Write out every line of the material as it stands, apart from the pictures.
***
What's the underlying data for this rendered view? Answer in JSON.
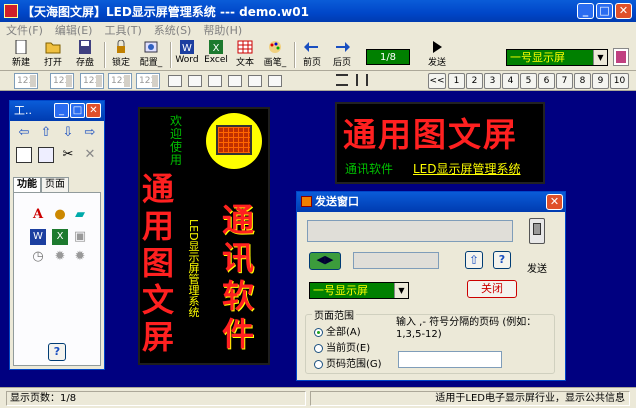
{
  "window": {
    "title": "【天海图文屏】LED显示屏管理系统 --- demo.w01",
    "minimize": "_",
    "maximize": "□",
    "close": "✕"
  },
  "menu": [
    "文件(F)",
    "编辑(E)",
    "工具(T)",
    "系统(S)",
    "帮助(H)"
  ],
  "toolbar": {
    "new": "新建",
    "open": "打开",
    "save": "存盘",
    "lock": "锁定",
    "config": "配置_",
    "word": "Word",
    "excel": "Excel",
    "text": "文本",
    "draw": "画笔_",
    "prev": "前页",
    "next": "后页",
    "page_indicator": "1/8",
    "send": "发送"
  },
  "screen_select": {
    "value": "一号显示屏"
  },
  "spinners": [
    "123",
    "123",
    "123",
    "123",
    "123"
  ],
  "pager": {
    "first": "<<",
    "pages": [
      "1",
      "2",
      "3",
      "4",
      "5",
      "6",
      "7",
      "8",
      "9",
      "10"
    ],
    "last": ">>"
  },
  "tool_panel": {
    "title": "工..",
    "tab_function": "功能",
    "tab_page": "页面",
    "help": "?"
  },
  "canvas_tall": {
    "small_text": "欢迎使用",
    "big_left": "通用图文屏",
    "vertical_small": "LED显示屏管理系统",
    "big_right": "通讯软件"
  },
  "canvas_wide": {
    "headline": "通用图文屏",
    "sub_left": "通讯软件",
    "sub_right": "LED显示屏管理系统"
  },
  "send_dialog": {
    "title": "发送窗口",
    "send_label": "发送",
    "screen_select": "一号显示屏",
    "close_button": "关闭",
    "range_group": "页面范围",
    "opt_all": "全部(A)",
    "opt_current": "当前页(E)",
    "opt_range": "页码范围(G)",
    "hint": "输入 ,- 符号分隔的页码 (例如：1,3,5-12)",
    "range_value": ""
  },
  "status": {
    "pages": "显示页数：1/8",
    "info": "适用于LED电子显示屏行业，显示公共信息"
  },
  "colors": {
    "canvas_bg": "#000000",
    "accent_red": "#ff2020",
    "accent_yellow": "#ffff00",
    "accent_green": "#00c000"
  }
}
***
** Correct result **
What's the underlying data for this rendered view? Answer in JSON.
{
  "window": {
    "title": "【天海图文屏】LED显示屏管理系统 --- demo.w01",
    "minimize": "_",
    "maximize": "□",
    "close": "✕"
  },
  "menu": [
    "文件(F)",
    "编辑(E)",
    "工具(T)",
    "系统(S)",
    "帮助(H)"
  ],
  "toolbar": {
    "new": "新建",
    "open": "打开",
    "save": "存盘",
    "lock": "锁定",
    "config": "配置_",
    "word": "Word",
    "excel": "Excel",
    "text": "文本",
    "draw": "画笔_",
    "prev": "前页",
    "next": "后页",
    "page_indicator": "1/8",
    "send": "发送"
  },
  "screen_select": {
    "value": "一号显示屏"
  },
  "spinners": [
    "123",
    "123",
    "123",
    "123",
    "123"
  ],
  "pager": {
    "first": "<<",
    "pages": [
      "1",
      "2",
      "3",
      "4",
      "5",
      "6",
      "7",
      "8",
      "9",
      "10"
    ],
    "last": ">>"
  },
  "tool_panel": {
    "title": "工..",
    "tab_function": "功能",
    "tab_page": "页面",
    "help": "?"
  },
  "canvas_tall": {
    "small_text": "欢迎使用",
    "big_left": "通用图文屏",
    "vertical_small": "LED显示屏管理系统",
    "big_right": "通讯软件"
  },
  "canvas_wide": {
    "headline": "通用图文屏",
    "sub_left": "通讯软件",
    "sub_right": "LED显示屏管理系统"
  },
  "send_dialog": {
    "title": "发送窗口",
    "send_label": "发送",
    "screen_select": "一号显示屏",
    "close_button": "关闭",
    "range_group": "页面范围",
    "opt_all": "全部(A)",
    "opt_current": "当前页(E)",
    "opt_range": "页码范围(G)",
    "hint": "输入 ,- 符号分隔的页码 (例如：1,3,5-12)",
    "range_value": ""
  },
  "status": {
    "pages": "显示页数：1/8",
    "info": "适用于LED电子显示屏行业，显示公共信息"
  },
  "colors": {
    "canvas_bg": "#000000",
    "accent_red": "#ff2020",
    "accent_yellow": "#ffff00",
    "accent_green": "#00c000"
  }
}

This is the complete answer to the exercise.